_Given task_: Give a count of the lines below that have the string "Systems" in them, with no other words.

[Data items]
##############################

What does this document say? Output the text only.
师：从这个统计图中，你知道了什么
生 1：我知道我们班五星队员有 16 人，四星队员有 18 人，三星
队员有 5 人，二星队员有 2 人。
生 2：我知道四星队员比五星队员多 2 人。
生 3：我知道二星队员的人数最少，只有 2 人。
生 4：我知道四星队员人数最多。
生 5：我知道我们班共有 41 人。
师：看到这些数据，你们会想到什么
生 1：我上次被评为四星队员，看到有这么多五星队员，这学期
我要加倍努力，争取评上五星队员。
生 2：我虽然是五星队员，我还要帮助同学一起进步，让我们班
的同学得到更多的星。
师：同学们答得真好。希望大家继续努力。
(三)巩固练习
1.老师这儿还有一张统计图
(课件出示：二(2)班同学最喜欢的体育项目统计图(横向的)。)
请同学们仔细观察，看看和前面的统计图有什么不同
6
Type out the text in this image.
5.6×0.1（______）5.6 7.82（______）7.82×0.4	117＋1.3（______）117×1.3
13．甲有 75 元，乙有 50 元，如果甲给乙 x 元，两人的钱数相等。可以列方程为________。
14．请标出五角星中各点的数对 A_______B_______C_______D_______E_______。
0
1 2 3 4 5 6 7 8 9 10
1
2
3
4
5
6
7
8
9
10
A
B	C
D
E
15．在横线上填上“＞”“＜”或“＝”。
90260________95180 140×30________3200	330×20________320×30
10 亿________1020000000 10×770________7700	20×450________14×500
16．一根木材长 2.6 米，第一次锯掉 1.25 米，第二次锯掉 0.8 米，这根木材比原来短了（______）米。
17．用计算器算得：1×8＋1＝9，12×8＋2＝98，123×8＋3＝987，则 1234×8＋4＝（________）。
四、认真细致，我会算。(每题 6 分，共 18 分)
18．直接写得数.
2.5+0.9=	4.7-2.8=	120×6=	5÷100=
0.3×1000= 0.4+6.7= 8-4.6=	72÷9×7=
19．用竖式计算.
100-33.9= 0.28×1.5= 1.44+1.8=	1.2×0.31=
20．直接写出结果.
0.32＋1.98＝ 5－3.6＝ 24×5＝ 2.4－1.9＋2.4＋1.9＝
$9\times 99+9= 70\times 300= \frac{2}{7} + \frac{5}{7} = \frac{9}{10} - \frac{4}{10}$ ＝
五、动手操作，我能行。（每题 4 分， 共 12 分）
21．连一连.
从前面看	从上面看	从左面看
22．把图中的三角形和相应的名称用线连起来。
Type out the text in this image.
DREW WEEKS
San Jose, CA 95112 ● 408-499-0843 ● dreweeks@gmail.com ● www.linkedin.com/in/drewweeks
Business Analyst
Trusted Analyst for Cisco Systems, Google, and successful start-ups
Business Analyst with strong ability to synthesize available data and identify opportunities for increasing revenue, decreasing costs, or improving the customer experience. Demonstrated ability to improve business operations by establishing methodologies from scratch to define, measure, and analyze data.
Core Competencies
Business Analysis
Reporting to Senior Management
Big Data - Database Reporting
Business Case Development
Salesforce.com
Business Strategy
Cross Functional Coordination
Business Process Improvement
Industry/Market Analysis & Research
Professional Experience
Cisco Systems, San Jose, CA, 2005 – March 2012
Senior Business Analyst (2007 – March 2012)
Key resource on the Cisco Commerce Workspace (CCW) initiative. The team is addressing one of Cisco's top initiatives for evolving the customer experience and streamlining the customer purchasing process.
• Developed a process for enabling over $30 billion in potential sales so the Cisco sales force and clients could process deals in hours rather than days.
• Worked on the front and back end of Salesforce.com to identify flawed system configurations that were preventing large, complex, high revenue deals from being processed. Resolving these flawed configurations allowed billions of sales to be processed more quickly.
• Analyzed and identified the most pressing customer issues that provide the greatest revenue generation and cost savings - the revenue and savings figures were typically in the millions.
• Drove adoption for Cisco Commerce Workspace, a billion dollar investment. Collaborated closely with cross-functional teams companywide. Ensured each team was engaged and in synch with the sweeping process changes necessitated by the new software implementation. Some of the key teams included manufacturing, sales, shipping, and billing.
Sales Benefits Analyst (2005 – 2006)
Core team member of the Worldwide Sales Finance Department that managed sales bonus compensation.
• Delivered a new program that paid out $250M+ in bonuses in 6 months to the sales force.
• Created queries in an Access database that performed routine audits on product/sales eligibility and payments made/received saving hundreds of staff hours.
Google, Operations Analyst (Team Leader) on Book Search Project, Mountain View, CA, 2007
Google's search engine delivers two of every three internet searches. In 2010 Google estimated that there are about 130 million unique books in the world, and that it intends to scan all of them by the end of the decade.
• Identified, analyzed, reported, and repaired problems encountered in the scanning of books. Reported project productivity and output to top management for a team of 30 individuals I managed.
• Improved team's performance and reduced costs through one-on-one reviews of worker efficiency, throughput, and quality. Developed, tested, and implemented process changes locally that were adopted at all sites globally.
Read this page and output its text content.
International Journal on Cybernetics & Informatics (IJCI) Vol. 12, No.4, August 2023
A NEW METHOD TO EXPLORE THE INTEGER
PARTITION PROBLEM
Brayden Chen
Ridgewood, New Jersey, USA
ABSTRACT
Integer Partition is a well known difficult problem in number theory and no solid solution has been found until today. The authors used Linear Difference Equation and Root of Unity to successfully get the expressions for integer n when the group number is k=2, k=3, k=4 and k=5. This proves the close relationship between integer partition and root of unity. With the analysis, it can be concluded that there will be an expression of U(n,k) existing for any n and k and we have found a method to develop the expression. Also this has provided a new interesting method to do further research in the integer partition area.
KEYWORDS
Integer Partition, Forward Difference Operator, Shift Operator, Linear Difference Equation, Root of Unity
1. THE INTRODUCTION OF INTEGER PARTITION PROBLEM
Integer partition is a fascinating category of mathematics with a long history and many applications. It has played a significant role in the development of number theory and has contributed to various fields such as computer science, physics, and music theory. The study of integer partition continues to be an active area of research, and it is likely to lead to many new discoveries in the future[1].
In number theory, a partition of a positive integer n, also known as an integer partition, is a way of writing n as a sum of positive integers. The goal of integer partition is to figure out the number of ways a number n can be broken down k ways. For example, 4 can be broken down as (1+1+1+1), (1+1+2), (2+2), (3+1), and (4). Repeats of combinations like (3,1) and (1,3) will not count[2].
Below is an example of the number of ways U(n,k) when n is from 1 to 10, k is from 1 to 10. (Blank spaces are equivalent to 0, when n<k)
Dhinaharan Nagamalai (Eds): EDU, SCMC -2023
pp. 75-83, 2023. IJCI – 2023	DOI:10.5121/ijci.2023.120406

##############################

_The output_: 2